→ **What is expected**
Count the lines below that include the word "name" and write that number alone.
─── Records provided
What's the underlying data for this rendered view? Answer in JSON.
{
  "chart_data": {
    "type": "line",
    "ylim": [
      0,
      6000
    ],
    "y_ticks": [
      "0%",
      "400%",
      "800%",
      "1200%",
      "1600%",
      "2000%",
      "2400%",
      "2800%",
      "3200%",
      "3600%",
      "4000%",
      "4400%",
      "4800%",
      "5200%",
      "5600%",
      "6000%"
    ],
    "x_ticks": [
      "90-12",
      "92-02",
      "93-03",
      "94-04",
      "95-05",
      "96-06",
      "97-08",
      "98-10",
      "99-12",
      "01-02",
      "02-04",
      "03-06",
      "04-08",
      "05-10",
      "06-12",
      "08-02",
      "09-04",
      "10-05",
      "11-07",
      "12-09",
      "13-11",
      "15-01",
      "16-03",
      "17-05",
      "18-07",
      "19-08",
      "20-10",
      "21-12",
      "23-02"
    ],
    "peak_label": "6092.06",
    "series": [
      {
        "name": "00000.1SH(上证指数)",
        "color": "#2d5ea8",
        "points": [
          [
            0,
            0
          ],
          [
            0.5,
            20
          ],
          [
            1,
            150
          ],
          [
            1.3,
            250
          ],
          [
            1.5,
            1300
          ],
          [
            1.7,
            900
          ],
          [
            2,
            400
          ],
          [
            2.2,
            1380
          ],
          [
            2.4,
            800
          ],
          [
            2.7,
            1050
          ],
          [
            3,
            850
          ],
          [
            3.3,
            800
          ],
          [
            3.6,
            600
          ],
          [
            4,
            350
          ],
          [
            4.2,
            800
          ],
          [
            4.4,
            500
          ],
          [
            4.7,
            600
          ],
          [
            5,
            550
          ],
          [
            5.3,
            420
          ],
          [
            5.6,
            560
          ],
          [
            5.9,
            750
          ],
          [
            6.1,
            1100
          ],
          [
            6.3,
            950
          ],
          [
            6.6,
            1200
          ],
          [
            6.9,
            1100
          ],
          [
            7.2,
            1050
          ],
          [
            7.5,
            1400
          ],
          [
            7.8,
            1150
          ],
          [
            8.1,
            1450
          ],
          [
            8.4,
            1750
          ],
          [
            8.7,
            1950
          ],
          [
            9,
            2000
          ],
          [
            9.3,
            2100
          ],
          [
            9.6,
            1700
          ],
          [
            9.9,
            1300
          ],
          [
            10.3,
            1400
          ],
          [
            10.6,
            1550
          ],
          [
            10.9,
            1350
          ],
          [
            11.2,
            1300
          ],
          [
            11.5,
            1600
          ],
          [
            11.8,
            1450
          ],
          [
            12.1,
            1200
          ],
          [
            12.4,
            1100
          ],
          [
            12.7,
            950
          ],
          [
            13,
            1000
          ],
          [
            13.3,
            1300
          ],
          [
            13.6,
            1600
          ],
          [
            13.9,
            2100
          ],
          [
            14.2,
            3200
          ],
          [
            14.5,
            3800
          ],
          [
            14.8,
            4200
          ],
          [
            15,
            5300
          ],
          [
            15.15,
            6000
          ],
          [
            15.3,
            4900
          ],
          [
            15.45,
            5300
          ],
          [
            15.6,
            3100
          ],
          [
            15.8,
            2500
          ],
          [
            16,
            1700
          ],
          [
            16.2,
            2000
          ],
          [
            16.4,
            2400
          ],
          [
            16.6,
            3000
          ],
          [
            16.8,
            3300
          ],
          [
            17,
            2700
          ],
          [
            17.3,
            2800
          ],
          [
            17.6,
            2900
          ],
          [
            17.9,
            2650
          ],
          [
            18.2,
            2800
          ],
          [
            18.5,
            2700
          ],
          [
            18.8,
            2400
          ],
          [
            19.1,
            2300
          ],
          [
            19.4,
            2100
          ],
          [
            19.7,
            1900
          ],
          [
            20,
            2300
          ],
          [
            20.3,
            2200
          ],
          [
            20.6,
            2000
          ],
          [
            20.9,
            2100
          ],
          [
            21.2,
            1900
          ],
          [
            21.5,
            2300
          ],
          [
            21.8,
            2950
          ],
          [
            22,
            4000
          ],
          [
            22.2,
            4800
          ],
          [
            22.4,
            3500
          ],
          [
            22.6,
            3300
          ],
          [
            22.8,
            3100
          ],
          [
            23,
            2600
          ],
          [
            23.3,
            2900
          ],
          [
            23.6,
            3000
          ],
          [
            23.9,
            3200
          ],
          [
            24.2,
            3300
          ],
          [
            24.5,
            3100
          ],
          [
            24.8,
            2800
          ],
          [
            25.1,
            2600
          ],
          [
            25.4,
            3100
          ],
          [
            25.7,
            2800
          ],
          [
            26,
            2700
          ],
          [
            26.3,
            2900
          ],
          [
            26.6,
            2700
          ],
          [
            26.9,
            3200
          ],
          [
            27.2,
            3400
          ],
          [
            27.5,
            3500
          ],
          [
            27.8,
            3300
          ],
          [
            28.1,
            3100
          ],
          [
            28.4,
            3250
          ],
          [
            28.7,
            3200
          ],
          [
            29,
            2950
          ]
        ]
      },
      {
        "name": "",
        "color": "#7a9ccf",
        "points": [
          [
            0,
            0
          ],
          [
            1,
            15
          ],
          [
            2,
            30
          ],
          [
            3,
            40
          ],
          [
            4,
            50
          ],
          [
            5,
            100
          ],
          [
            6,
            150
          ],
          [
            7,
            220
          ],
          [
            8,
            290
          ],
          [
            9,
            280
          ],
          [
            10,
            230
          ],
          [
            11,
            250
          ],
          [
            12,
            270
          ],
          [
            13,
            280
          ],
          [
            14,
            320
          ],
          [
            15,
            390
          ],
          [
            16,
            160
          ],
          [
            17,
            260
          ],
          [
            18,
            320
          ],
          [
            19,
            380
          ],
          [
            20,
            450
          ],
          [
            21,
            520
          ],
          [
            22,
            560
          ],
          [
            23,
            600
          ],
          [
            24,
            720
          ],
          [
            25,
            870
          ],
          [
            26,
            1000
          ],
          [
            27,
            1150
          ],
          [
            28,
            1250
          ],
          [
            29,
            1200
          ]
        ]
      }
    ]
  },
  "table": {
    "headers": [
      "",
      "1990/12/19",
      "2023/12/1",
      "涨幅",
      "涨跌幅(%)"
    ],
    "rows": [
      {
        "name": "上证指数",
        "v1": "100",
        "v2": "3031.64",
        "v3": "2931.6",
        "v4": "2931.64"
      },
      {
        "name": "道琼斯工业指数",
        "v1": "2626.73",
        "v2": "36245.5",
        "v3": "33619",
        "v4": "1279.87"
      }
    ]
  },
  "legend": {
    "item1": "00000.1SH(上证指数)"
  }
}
──────
→ **Output below**
4